--- begin ---

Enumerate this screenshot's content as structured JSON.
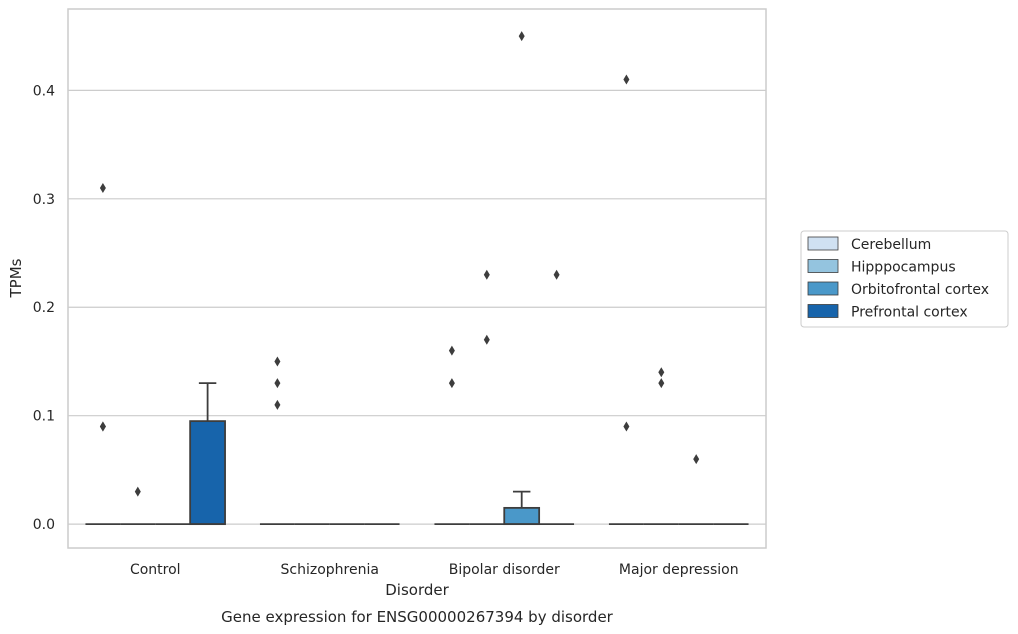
{
  "chart_data": {
    "type": "box",
    "title": "",
    "caption": "Gene expression for ENSG00000267394 by disorder",
    "xlabel": "Disorder",
    "ylabel": "TPMs",
    "ylim": [
      -0.022,
      0.475
    ],
    "yticks": [
      0.0,
      0.1,
      0.2,
      0.3,
      0.4
    ],
    "ytick_labels": [
      "0.0",
      "0.1",
      "0.2",
      "0.3",
      "0.4"
    ],
    "grid": "horizontal",
    "legend": "right",
    "categories": [
      "Control",
      "Schizophrenia",
      "Bipolar disorder",
      "Major depression"
    ],
    "series": [
      {
        "name": "Cerebellum",
        "color": "#d0e1f2",
        "boxes": [
          {
            "q1": 0,
            "median": 0,
            "q3": 0,
            "whisker_low": 0,
            "whisker_high": 0,
            "outliers": [
              0.31,
              0.09,
              0.09
            ]
          },
          {
            "q1": 0,
            "median": 0,
            "q3": 0,
            "whisker_low": 0,
            "whisker_high": 0,
            "outliers": [
              0.15,
              0.13,
              0.11
            ]
          },
          {
            "q1": 0,
            "median": 0,
            "q3": 0,
            "whisker_low": 0,
            "whisker_high": 0,
            "outliers": [
              0.16,
              0.13
            ]
          },
          {
            "q1": 0,
            "median": 0,
            "q3": 0,
            "whisker_low": 0,
            "whisker_high": 0,
            "outliers": [
              0.41,
              0.09
            ]
          }
        ]
      },
      {
        "name": "Hipppocampus",
        "color": "#94c4df",
        "boxes": [
          {
            "q1": 0,
            "median": 0,
            "q3": 0,
            "whisker_low": 0,
            "whisker_high": 0,
            "outliers": [
              0.03
            ]
          },
          {
            "q1": 0,
            "median": 0,
            "q3": 0,
            "whisker_low": 0,
            "whisker_high": 0,
            "outliers": []
          },
          {
            "q1": 0,
            "median": 0,
            "q3": 0,
            "whisker_low": 0,
            "whisker_high": 0,
            "outliers": [
              0.23,
              0.17
            ]
          },
          {
            "q1": 0,
            "median": 0,
            "q3": 0,
            "whisker_low": 0,
            "whisker_high": 0,
            "outliers": [
              0.14,
              0.13
            ]
          }
        ]
      },
      {
        "name": "Orbitofrontal cortex",
        "color": "#4a98c9",
        "boxes": [
          {
            "q1": 0,
            "median": 0,
            "q3": 0,
            "whisker_low": 0,
            "whisker_high": 0,
            "outliers": []
          },
          {
            "q1": 0,
            "median": 0,
            "q3": 0,
            "whisker_low": 0,
            "whisker_high": 0,
            "outliers": []
          },
          {
            "q1": 0,
            "median": 0,
            "q3": 0.015,
            "whisker_low": 0,
            "whisker_high": 0.03,
            "outliers": [
              0.45
            ]
          },
          {
            "q1": 0,
            "median": 0,
            "q3": 0,
            "whisker_low": 0,
            "whisker_high": 0,
            "outliers": [
              0.06
            ]
          }
        ]
      },
      {
        "name": "Prefrontal cortex",
        "color": "#1764ab",
        "boxes": [
          {
            "q1": 0,
            "median": 0,
            "q3": 0.095,
            "whisker_low": 0,
            "whisker_high": 0.13,
            "outliers": []
          },
          {
            "q1": 0,
            "median": 0,
            "q3": 0,
            "whisker_low": 0,
            "whisker_high": 0,
            "outliers": []
          },
          {
            "q1": 0,
            "median": 0,
            "q3": 0,
            "whisker_low": 0,
            "whisker_high": 0,
            "outliers": [
              0.23
            ]
          },
          {
            "q1": 0,
            "median": 0,
            "q3": 0,
            "whisker_low": 0,
            "whisker_high": 0,
            "outliers": []
          }
        ]
      }
    ]
  }
}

--- end ---

# Directive
Make a copy of each line that contains the string "color".

# The completed task
        "color": "#d0e1f2",
        "color": "#94c4df",
        "color": "#4a98c9",
        "color": "#1764ab",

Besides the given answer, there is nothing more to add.